─── Data for processing ───

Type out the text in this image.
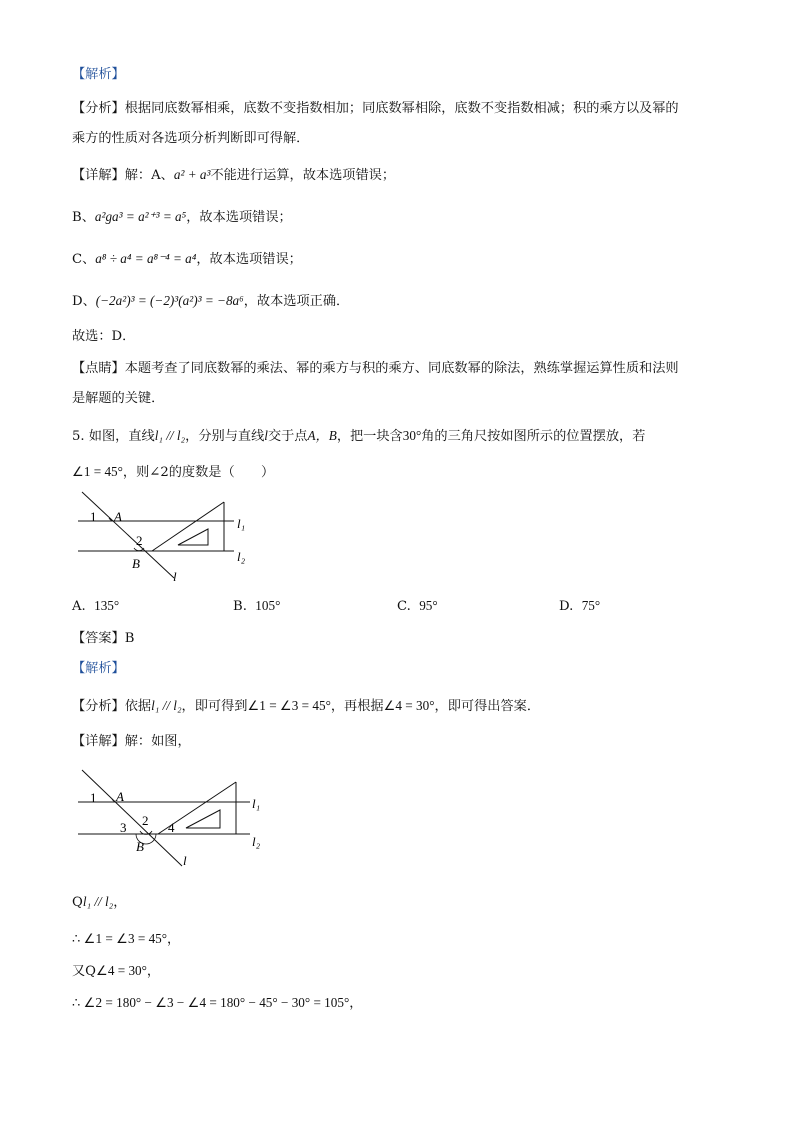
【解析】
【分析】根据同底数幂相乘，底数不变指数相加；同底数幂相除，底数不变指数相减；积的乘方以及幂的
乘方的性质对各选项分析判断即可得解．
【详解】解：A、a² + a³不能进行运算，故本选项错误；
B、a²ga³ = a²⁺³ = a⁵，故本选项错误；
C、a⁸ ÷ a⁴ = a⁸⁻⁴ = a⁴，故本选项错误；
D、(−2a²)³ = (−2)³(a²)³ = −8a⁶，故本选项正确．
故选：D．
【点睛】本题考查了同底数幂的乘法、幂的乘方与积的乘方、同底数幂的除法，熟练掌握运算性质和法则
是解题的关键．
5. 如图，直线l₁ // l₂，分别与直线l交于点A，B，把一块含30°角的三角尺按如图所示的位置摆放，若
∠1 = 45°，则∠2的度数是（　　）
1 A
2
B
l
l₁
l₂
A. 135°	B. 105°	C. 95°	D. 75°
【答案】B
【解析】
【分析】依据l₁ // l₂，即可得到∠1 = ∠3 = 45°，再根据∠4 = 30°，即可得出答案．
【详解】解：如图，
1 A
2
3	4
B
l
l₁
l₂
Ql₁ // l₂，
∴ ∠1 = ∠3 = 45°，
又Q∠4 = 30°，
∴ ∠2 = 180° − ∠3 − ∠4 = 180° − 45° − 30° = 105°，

───

Copy all the entries word for word. Omit any pictures.

Type out the text in this image.
【解析】
【分析】根据同底数幂相乘，底数不变指数相加；同底数幂相除，底数不变指数相减；积的乘方以及幂的
乘方的性质对各选项分析判断即可得解．
【详解】解：A、a² + a³不能进行运算，故本选项错误；
B、a²ga³ = a²⁺³ = a⁵，故本选项错误；
C、a⁸ ÷ a⁴ = a⁸⁻⁴ = a⁴，故本选项错误；
D、(−2a²)³ = (−2)³(a²)³ = −8a⁶，故本选项正确．
故选：D．
【点睛】本题考查了同底数幂的乘法、幂的乘方与积的乘方、同底数幂的除法，熟练掌握运算性质和法则
是解题的关键．
5. 如图，直线l₁ // l₂，分别与直线l交于点A，B，把一块含30°角的三角尺按如图所示的位置摆放，若
∠1 = 45°，则∠2的度数是（　　）
1 A
2
B
l
l₁
l₂
A. 135°	B. 105°	C. 95°	D. 75°
【答案】B
【解析】
【分析】依据l₁ // l₂，即可得到∠1 = ∠3 = 45°，再根据∠4 = 30°，即可得出答案．
【详解】解：如图，
1 A
2
3	4
B
l
l₁
l₂
Ql₁ // l₂，
∴ ∠1 = ∠3 = 45°，
又Q∠4 = 30°，
∴ ∠2 = 180° − ∠3 − ∠4 = 180° − 45° − 30° = 105°，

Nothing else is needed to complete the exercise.